■ **Set task**
Go through the lines below. Copy those with "this".

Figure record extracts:
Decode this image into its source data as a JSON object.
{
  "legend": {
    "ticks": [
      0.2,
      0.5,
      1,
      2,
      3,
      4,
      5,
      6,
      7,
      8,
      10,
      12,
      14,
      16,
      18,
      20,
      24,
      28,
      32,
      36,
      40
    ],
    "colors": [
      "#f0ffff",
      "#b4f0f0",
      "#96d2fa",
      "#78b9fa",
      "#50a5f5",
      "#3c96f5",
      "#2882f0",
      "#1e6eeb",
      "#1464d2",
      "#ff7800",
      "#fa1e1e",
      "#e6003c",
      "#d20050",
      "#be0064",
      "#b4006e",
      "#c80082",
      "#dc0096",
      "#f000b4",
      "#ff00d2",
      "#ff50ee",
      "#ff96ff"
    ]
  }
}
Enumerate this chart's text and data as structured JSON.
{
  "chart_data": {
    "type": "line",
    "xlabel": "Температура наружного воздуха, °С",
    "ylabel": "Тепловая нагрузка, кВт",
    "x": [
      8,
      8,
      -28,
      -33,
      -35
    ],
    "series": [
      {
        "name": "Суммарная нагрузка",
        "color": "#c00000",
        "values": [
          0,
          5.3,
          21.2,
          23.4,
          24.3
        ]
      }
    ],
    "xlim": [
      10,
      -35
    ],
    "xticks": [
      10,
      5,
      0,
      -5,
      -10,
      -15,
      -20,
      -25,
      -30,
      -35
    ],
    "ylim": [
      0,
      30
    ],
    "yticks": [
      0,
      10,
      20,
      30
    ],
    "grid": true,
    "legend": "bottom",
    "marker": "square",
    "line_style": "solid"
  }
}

■ **Result of the task**
Decode this image into its source data as a JSON object.
Enumerate this chart's text and data as structured JSON.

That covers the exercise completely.